--- Working data ---
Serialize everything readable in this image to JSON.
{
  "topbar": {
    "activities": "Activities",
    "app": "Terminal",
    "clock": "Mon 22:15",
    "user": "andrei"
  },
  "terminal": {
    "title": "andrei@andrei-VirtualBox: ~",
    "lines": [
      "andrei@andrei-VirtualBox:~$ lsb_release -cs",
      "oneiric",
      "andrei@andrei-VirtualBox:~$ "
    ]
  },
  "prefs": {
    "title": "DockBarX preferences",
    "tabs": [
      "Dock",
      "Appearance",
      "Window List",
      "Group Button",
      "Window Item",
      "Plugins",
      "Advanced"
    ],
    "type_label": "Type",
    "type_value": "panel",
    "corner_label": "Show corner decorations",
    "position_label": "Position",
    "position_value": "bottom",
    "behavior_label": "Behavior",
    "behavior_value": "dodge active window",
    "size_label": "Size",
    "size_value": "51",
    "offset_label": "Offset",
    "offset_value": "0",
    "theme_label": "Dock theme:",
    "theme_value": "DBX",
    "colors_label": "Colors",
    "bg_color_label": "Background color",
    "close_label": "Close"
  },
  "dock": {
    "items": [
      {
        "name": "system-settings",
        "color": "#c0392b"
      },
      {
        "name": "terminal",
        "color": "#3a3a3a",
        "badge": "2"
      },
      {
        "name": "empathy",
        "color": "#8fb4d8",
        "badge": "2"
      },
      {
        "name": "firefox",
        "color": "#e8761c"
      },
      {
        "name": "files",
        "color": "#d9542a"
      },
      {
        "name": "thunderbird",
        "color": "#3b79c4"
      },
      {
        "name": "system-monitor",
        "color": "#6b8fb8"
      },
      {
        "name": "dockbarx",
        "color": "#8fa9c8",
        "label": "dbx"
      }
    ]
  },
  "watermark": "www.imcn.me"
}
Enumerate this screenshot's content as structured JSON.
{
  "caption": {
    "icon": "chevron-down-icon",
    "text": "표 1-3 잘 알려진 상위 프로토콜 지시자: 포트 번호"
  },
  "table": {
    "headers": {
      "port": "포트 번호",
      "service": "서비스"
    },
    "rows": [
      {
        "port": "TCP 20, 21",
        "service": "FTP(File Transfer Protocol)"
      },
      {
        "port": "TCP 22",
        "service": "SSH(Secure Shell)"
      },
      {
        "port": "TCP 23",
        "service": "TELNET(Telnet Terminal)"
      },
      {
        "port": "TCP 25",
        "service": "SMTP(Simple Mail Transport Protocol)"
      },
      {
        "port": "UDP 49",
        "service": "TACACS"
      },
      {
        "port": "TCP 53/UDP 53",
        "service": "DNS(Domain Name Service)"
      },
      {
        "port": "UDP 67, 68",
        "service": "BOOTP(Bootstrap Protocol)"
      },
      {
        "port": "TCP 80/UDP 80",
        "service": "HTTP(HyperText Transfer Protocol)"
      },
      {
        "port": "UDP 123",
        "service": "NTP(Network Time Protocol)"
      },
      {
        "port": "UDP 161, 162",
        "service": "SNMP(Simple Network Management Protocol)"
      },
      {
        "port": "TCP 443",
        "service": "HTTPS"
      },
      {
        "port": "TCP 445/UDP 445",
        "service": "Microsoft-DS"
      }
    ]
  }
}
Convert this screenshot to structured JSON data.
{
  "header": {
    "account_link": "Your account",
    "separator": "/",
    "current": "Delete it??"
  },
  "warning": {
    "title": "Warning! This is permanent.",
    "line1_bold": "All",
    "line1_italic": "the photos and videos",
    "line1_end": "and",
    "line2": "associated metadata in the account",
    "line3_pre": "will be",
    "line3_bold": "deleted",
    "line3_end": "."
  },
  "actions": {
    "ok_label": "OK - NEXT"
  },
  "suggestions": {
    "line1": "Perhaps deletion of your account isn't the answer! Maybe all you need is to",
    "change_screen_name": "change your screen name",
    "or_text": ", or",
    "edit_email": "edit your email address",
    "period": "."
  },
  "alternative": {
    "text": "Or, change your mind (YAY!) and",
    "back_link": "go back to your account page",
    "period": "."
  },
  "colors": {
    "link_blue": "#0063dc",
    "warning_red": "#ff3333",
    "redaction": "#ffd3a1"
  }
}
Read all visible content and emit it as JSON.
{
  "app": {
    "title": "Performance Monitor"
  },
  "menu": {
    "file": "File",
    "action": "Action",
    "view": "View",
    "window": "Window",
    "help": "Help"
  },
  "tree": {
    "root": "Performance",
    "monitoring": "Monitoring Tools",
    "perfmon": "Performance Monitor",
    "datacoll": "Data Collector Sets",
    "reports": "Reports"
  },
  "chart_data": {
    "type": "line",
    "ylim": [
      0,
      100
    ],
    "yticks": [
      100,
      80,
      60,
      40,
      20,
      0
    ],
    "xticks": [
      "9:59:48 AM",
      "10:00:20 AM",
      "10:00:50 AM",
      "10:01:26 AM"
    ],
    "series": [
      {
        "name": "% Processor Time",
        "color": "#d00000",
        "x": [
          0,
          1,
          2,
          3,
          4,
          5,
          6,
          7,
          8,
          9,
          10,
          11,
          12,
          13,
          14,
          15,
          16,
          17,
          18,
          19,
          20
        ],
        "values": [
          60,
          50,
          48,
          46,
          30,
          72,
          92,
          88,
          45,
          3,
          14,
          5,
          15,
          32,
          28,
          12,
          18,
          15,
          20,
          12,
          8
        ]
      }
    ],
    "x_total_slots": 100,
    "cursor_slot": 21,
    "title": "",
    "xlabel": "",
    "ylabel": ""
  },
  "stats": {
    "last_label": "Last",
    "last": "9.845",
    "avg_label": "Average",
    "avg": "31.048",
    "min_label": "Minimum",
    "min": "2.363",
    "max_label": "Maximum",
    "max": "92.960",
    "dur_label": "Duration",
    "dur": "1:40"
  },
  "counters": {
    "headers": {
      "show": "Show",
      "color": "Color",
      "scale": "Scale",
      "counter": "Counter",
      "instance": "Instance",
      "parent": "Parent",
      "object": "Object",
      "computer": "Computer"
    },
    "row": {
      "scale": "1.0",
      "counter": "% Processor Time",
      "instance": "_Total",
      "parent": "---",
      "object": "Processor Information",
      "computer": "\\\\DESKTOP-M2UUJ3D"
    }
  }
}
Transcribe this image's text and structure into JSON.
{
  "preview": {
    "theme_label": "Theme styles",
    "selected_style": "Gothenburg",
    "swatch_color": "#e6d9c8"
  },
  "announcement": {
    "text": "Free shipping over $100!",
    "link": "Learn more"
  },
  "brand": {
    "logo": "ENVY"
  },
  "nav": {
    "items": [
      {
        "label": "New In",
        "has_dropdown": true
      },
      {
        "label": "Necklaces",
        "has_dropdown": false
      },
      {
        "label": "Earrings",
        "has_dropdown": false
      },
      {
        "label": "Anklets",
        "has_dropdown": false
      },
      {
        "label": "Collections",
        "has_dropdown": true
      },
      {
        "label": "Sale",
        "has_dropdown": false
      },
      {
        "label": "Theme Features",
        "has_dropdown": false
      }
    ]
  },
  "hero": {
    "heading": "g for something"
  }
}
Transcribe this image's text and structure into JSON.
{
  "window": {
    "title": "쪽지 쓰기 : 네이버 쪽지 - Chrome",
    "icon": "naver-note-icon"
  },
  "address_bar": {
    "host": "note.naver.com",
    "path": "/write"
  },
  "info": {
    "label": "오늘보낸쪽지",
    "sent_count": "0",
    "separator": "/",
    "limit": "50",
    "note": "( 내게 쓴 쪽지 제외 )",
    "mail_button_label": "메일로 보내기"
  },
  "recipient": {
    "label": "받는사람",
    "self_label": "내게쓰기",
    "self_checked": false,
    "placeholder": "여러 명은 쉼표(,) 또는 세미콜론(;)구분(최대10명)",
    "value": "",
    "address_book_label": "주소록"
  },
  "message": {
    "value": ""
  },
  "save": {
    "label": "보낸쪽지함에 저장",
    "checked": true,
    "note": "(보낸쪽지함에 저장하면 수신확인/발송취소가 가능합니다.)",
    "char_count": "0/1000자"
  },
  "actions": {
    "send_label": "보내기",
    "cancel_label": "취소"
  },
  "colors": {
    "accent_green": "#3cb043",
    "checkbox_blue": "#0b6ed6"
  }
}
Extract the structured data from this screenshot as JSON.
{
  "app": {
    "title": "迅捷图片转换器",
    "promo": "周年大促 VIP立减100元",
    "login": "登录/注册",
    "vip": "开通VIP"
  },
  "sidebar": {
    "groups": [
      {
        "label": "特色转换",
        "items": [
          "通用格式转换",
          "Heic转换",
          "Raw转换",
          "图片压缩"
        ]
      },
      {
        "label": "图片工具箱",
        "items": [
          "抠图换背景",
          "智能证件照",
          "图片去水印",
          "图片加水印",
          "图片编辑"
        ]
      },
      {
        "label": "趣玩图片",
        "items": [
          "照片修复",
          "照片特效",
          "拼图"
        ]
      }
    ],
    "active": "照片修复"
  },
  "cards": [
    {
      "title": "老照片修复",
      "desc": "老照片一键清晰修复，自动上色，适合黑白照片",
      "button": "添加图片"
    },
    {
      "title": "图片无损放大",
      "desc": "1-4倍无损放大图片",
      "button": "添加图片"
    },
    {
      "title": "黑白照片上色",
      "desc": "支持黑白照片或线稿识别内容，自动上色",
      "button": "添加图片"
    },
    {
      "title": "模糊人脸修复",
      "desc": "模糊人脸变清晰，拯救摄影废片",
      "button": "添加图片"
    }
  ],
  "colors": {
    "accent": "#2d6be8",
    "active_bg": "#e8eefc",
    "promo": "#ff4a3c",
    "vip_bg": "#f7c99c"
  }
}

--- Written problem ---
Pick out the lines that include the word "自动上色" and write them out.

--- Response to this task ---
      "desc": "老照片一键清晰修复，自动上色，适合黑白照片",
      "desc": "支持黑白照片或线稿识别内容，自动上色",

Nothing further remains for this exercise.